#### [Given problem]
From the entries below, say how many lines carry the word "تاریخ", and give nothing but the number.

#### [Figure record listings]
>> begin

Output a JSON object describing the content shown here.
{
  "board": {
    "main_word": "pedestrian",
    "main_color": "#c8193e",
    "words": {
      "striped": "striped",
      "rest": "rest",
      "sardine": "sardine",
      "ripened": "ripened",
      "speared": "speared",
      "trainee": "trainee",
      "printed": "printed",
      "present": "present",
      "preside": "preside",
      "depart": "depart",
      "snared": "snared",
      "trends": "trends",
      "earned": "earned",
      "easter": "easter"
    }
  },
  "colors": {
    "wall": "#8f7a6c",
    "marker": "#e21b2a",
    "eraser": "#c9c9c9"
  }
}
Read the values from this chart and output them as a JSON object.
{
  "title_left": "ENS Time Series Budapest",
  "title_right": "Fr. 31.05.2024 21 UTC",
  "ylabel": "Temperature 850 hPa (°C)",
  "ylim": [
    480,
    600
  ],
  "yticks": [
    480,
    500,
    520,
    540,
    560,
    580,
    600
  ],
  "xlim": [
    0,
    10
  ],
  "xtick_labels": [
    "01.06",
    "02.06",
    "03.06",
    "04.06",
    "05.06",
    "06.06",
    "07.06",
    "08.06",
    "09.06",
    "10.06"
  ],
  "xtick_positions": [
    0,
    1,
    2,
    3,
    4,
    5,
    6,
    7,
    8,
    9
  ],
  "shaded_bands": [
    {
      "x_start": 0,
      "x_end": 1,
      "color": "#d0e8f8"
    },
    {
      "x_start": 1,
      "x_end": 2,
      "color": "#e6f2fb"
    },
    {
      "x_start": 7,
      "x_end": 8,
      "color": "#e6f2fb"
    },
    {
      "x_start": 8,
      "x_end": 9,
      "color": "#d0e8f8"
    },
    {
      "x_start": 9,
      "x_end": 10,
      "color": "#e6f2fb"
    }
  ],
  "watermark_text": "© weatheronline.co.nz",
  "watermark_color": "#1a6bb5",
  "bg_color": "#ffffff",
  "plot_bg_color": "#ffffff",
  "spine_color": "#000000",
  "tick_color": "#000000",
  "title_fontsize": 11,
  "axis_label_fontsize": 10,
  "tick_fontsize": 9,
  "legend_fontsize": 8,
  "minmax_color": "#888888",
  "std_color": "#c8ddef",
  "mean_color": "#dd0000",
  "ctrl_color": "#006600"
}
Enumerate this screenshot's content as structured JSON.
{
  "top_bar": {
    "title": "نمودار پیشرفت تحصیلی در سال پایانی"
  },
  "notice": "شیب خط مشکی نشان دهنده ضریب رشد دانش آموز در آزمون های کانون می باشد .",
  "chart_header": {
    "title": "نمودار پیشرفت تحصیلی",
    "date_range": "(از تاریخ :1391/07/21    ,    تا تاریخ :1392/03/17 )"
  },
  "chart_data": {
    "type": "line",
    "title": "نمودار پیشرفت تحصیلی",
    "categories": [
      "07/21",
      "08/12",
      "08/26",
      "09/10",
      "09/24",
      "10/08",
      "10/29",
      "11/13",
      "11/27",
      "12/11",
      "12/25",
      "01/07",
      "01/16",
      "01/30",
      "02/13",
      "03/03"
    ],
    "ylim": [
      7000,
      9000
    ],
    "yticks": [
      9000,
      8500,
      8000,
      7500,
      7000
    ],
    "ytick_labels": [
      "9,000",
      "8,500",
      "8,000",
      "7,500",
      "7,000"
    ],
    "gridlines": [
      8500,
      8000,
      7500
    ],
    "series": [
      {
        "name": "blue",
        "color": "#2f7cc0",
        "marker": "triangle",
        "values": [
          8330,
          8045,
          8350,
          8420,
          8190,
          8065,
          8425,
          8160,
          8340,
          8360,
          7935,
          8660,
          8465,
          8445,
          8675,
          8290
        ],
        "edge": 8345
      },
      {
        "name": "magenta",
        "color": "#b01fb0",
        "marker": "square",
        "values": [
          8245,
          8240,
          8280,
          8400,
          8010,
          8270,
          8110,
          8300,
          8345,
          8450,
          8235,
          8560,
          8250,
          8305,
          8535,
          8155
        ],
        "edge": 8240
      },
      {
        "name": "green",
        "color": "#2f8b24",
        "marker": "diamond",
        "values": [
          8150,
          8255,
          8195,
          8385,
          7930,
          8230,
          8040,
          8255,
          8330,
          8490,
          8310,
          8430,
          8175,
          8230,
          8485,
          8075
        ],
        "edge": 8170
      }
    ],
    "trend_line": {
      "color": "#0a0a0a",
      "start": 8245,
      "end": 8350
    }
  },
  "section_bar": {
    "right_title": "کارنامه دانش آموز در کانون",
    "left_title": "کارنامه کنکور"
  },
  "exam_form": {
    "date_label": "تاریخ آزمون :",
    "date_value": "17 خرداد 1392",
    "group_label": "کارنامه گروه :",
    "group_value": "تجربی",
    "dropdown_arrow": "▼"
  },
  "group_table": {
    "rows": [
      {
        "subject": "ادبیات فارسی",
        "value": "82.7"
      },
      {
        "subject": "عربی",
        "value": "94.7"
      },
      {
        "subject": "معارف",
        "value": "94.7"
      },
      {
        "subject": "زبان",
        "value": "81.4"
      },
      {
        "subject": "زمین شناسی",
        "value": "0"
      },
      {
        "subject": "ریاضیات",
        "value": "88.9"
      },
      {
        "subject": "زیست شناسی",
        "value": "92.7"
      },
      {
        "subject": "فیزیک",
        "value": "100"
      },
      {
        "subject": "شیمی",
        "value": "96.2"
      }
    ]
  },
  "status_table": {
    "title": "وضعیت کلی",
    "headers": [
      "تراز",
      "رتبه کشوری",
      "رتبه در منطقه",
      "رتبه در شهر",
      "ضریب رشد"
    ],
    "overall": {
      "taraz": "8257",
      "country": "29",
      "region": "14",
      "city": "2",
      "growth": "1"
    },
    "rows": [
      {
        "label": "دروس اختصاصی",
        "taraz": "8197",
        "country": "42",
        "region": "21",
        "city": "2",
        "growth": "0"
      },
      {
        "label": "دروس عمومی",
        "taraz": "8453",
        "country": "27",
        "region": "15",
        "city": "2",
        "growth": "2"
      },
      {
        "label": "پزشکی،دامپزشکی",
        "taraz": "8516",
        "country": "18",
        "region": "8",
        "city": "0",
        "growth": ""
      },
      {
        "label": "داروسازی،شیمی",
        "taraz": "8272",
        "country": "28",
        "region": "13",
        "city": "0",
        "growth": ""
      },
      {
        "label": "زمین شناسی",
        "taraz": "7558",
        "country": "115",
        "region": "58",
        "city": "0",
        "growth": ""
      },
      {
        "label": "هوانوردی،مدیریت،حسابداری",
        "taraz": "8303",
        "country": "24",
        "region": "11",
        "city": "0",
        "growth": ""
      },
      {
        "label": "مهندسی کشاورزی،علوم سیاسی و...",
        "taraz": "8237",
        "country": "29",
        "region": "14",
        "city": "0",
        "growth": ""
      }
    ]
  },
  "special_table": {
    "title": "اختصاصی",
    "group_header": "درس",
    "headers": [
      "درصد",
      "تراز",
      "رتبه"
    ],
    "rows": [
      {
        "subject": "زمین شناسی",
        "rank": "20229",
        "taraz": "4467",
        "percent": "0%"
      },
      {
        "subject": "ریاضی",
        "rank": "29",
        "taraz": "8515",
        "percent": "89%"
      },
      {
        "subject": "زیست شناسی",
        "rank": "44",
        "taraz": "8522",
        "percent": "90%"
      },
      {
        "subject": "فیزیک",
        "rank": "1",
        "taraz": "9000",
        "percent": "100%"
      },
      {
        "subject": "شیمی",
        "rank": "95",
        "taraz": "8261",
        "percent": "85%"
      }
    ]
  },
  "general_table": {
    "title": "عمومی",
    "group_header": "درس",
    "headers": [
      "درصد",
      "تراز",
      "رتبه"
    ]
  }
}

>> end

#### [Right answer]
2